What this task involves: Keep the wording of each record exactly the same when you repeat it, and leave out pictures.

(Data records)
++++
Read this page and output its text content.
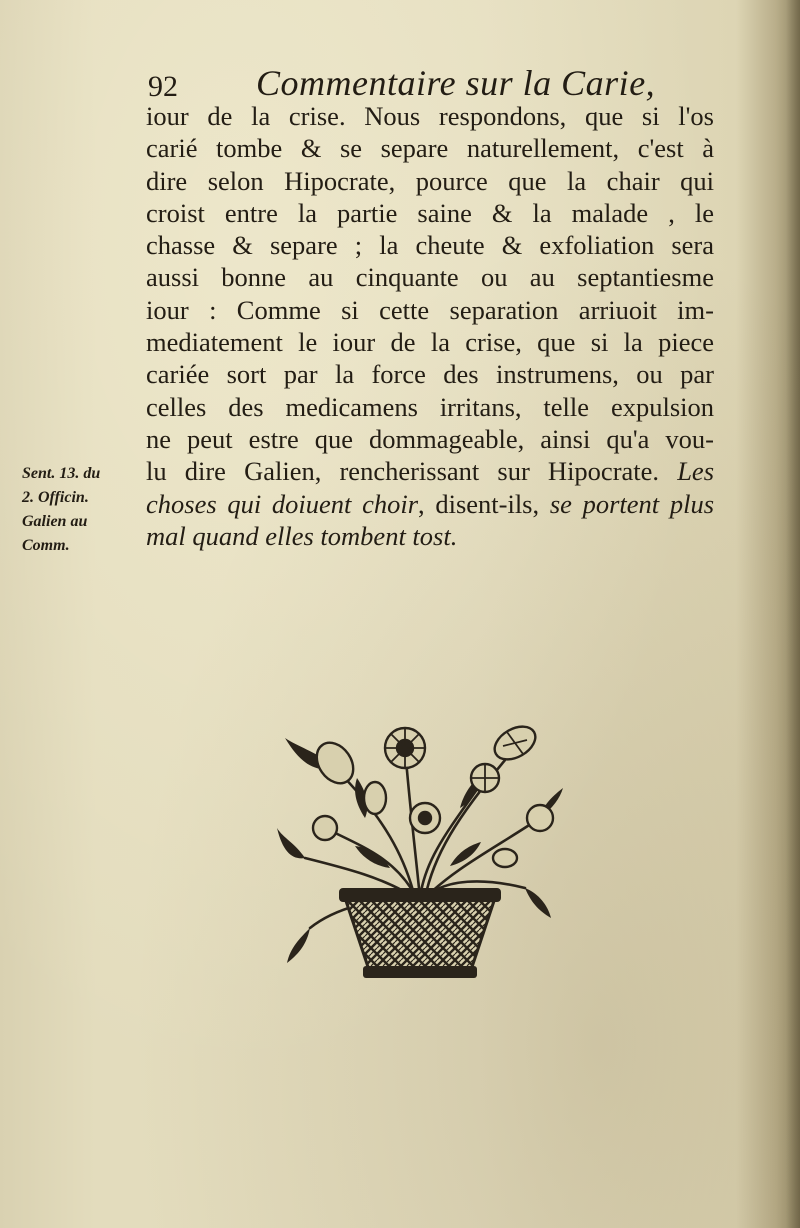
92 Commentaire sur la Carie,
iour de la crise. Nous respondons, que si l'os
carié tombe & se separe naturellement, c'est à
dire selon Hipocrate, pource que la chair qui
croist entre la partie saine & la malade , le
chasse & separe ; la cheute & exfoliation sera
aussi bonne au cinquante ou au septantiesme
iour : Comme si cette separation arriuoit im-
mediatement le iour de la crise, que si la piece
cariée sort par la force des instrumens, ou par
celles des medicamens irritans, telle expulsion
ne peut estre que dommageable, ainsi qu'a vou-
lu dire Galien, rencherissant sur Hipocrate. Les
choses qui doiuent choir, disent-ils, se portent plus
mal quand elles tombent tost.
Sent. 13. du
2. Officin.
Galien au
Comm.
++++
Full response:
Read this page and output its text content.
92 Commentaire sur la Carie,
iour de la crise. Nous respondons, que si l'os
carié tombe & se separe naturellement, c'est à
dire selon Hipocrate, pource que la chair qui
croist entre la partie saine & la malade , le
chasse & separe ; la cheute & exfoliation sera
aussi bonne au cinquante ou au septantiesme
iour : Comme si cette separation arriuoit im-
mediatement le iour de la crise, que si la piece
cariée sort par la force des instrumens, ou par
celles des medicamens irritans, telle expulsion
ne peut estre que dommageable, ainsi qu'a vou-
lu dire Galien, rencherissant sur Hipocrate. Les
choses qui doiuent choir, disent-ils, se portent plus
mal quand elles tombent tost.
Sent. 13. du
2. Officin.
Galien au
Comm.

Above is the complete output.